- **WRITTEN INSTRUCTION**: Write out all of the data without omission, exactly as shown.
○ ○ ○ ○ ○ ○ ○
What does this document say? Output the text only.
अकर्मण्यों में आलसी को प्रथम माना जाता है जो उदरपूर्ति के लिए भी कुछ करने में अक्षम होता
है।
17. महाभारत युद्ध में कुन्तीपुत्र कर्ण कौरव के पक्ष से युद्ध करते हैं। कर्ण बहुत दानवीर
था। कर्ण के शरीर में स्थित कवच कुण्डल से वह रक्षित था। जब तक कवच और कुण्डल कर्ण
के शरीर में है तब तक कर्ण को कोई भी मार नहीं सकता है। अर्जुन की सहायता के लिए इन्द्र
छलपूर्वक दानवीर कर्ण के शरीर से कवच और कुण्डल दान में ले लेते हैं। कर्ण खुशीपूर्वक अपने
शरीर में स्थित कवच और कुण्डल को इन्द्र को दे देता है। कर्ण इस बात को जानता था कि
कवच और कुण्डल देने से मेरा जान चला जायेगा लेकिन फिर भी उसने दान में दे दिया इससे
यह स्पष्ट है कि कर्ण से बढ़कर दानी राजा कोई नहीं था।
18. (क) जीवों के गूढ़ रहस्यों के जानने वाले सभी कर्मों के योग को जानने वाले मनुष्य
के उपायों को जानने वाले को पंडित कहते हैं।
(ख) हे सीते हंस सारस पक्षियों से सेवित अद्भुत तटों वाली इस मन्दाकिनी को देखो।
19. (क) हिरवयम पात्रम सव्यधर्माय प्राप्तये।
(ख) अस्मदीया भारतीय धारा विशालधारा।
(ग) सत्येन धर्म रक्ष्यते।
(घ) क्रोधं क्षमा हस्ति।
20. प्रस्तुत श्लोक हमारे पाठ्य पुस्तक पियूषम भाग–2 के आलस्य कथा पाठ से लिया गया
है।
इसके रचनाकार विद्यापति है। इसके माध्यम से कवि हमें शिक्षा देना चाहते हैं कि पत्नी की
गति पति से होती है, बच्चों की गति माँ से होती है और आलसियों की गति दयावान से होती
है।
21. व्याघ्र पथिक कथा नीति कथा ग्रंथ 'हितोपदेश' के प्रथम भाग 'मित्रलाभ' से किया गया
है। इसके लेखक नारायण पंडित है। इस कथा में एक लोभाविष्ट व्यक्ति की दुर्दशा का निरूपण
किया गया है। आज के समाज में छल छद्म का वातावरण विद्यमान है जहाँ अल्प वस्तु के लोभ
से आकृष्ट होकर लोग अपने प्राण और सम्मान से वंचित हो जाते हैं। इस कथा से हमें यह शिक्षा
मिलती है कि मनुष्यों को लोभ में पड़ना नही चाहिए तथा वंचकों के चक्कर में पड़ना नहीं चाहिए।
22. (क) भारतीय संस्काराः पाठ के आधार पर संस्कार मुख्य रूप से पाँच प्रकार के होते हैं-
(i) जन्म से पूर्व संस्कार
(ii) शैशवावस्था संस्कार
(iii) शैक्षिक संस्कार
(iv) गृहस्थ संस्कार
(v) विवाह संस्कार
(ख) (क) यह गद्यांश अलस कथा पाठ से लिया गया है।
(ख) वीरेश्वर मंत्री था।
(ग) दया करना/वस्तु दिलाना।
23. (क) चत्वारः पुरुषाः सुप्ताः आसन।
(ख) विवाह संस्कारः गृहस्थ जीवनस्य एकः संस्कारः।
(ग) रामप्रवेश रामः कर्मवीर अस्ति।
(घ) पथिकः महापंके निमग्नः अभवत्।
○ ○ ○ ○ ○ ○ ○
- **THE REPLY**:
What does this document say? Output the text only.
अकर्मण्यों में आलसी को प्रथम माना जाता है जो उदरपूर्ति के लिए भी कुछ करने में अक्षम होता
है।
17. महाभारत युद्ध में कुन्तीपुत्र कर्ण कौरव के पक्ष से युद्ध करते हैं। कर्ण बहुत दानवीर
था। कर्ण के शरीर में स्थित कवच कुण्डल से वह रक्षित था। जब तक कवच और कुण्डल कर्ण
के शरीर में है तब तक कर्ण को कोई भी मार नहीं सकता है। अर्जुन की सहायता के लिए इन्द्र
छलपूर्वक दानवीर कर्ण के शरीर से कवच और कुण्डल दान में ले लेते हैं। कर्ण खुशीपूर्वक अपने
शरीर में स्थित कवच और कुण्डल को इन्द्र को दे देता है। कर्ण इस बात को जानता था कि
कवच और कुण्डल देने से मेरा जान चला जायेगा लेकिन फिर भी उसने दान में दे दिया इससे
यह स्पष्ट है कि कर्ण से बढ़कर दानी राजा कोई नहीं था।
18. (क) जीवों के गूढ़ रहस्यों के जानने वाले सभी कर्मों के योग को जानने वाले मनुष्य
के उपायों को जानने वाले को पंडित कहते हैं।
(ख) हे सीते हंस सारस पक्षियों से सेवित अद्भुत तटों वाली इस मन्दाकिनी को देखो।
19. (क) हिरवयम पात्रम सव्यधर्माय प्राप्तये।
(ख) अस्मदीया भारतीय धारा विशालधारा।
(ग) सत्येन धर्म रक्ष्यते।
(घ) क्रोधं क्षमा हस्ति।
20. प्रस्तुत श्लोक हमारे पाठ्य पुस्तक पियूषम भाग–2 के आलस्य कथा पाठ से लिया गया
है।
इसके रचनाकार विद्यापति है। इसके माध्यम से कवि हमें शिक्षा देना चाहते हैं कि पत्नी की
गति पति से होती है, बच्चों की गति माँ से होती है और आलसियों की गति दयावान से होती
है।
21. व्याघ्र पथिक कथा नीति कथा ग्रंथ 'हितोपदेश' के प्रथम भाग 'मित्रलाभ' से किया गया
है। इसके लेखक नारायण पंडित है। इस कथा में एक लोभाविष्ट व्यक्ति की दुर्दशा का निरूपण
किया गया है। आज के समाज में छल छद्म का वातावरण विद्यमान है जहाँ अल्प वस्तु के लोभ
से आकृष्ट होकर लोग अपने प्राण और सम्मान से वंचित हो जाते हैं। इस कथा से हमें यह शिक्षा
मिलती है कि मनुष्यों को लोभ में पड़ना नही चाहिए तथा वंचकों के चक्कर में पड़ना नहीं चाहिए।
22. (क) भारतीय संस्काराः पाठ के आधार पर संस्कार मुख्य रूप से पाँच प्रकार के होते हैं-
(i) जन्म से पूर्व संस्कार
(ii) शैशवावस्था संस्कार
(iii) शैक्षिक संस्कार
(iv) गृहस्थ संस्कार
(v) विवाह संस्कार
(ख) (क) यह गद्यांश अलस कथा पाठ से लिया गया है।
(ख) वीरेश्वर मंत्री था।
(ग) दया करना/वस्तु दिलाना।
23. (क) चत्वारः पुरुषाः सुप्ताः आसन।
(ख) विवाह संस्कारः गृहस्थ जीवनस्य एकः संस्कारः।
(ग) रामप्रवेश रामः कर्मवीर अस्ति।
(घ) पथिकः महापंके निमग्नः अभवत्।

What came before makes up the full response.